**Source passage**
=-=-=-=-=

You probably think that because you’re a person who reads interesting blogs like this and thinks about issues a lot, you’re immune from having a whole coherent web of false beliefs. Well, you’re probably not. Kahan conducted a study in which people were given math problems. Being better at math made them more likely to get the right answer. At first. Then, Kahan made the math problems politicized, so that getting the right answer meant betraying people’s political instincts. People who were anti gun control were given math problems, for which the correct solution found that gun control reduced crime. People who were pro gun control were given problems for which the correct answer found it increased crime. After this twist was introduced, being better at math made subjects less likely to get the correct answer. That’s… weird.
Well, people who were better at math were able to use their superior math skills to rationalize away the fact that the math contradicted their political views.
Another study found that Republicans and democrats have wildly inaccurate views of what their opponents believe. Republicans and democrats think that the other party is more than twice as likely to hold views that they consider extreme as the other party actually is to hold those views. Now, maybe you think that because you’re smart and educated you’re immune from this. Well, it turns out that more educated people were less accurate. Additionally, the more news people consumed, the less accurate they became. This provides solid evidence for the hypothesis that I outlined.
Lots of democrats think that opposition to abortion is motivated by a desire to control women’s bodies. This is obviously false. Women are actually slightly more pro life than men. When conservatives argue against abortion, they don’t do it on the basis of wanting to control women’s bodies. Presupposing that those who disagree with you have a secret, explicitly misogynist agenda, that’s supported by a large percentage of women is quite unreasonable. Any time you think your opponents aim is to make life worse for a large percentage of people, you are almost certainly wrong.
Similarly, it is unreasonable when republicans think that a large percentage of democrats have an explicit desire to make white children feel bad. The whole conversation about CRT is hopelessly muddled and ill defined. However, the aim of pro CRT people is about racial equality, not causing people to be worse off. Most people are well intentioned most of the time. However, it’s very easy to think they’re not when one is fed a constant stream of negative emotes directed at one’s political opponents.

=-=-=-=-=

Collection entries:

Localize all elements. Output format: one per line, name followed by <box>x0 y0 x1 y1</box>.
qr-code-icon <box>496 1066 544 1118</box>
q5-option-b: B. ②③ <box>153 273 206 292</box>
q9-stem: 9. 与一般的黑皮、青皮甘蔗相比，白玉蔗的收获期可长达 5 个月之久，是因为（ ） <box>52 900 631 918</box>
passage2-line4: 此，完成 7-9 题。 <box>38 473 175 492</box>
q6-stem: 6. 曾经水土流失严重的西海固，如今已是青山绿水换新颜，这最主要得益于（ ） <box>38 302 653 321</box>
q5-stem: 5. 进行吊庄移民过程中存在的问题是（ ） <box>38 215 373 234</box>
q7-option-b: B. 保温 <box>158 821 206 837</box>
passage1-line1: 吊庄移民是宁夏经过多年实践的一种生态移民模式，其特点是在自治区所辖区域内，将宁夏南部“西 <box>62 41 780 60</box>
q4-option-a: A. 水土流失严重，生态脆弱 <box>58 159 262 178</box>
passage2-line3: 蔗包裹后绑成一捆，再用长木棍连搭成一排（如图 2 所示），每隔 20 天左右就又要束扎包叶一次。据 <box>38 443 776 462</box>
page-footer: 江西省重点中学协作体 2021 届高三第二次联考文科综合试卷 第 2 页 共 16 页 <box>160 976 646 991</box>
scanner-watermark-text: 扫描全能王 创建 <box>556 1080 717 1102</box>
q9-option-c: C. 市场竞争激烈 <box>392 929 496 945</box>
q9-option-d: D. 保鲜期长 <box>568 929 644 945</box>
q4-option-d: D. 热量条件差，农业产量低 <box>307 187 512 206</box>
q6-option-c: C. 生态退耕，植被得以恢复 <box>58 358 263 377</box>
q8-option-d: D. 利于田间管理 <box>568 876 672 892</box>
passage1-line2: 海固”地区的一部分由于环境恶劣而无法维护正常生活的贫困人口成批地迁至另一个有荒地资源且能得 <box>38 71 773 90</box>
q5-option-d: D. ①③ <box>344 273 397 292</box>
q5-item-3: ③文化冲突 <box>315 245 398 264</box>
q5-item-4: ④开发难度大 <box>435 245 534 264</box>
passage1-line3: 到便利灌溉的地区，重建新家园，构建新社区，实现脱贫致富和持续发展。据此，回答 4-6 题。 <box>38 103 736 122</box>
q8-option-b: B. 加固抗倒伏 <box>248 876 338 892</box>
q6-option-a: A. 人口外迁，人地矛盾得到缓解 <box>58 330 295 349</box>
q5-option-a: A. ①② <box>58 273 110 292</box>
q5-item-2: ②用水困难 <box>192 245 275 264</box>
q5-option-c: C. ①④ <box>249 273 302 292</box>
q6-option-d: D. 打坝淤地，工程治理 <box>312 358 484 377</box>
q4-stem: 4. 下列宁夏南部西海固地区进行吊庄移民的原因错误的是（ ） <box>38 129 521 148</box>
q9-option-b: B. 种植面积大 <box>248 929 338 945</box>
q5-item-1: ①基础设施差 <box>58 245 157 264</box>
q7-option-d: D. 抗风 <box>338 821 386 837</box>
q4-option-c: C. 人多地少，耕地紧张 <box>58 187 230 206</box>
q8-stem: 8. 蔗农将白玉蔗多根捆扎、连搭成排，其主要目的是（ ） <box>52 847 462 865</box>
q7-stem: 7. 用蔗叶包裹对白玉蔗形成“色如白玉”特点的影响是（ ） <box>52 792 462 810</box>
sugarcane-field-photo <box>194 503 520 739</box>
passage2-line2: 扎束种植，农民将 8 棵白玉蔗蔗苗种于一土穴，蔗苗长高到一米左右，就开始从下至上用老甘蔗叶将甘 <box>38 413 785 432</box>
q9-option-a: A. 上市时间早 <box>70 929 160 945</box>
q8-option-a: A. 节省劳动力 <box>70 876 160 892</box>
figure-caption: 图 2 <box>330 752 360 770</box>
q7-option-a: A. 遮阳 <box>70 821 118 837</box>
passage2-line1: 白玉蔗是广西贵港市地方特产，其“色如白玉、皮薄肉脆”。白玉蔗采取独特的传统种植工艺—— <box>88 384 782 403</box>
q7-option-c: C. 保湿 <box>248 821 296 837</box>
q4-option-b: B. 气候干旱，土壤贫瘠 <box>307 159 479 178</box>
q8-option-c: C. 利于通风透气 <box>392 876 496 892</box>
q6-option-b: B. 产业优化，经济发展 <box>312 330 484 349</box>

=-=-=-=-=

**Questions to answer**
• a. Update the passage on political misperception from "Similarly, it is" through "one’s political opponents.", inclusive, replacing "muddled" with "confused".
• b. According to the passage on political misperception, which sex is slightly more pro-life?
• c. Summarize the passage on political misperception in two sentences.
These entries were taken from a separate source.

**Answers by item number**
• a.
Similarly, it is unreasonable when republicans think that a large percentage of democrats have an explicit desire to make white children feel bad. The whole conversation about CRT is hopelessly confused and ill defined. However, the aim of pro CRT people is about racial equality, not causing people to be worse off. Most people are well intentioned most of the time. However, it’s very easy to think they’re not when one is fed a constant stream of negative emotes directed at one’s political opponents.

• b. Women are slightly more pro-life than men.

• c. Studies show that people with greater math skill, more education or more news consumption can be less accurate when the facts contradict their political views or concern what their opponents believe. Both Democrats and Republicans wrongly attribute malicious aims to the other side, although most people are well-intentioned most of the time.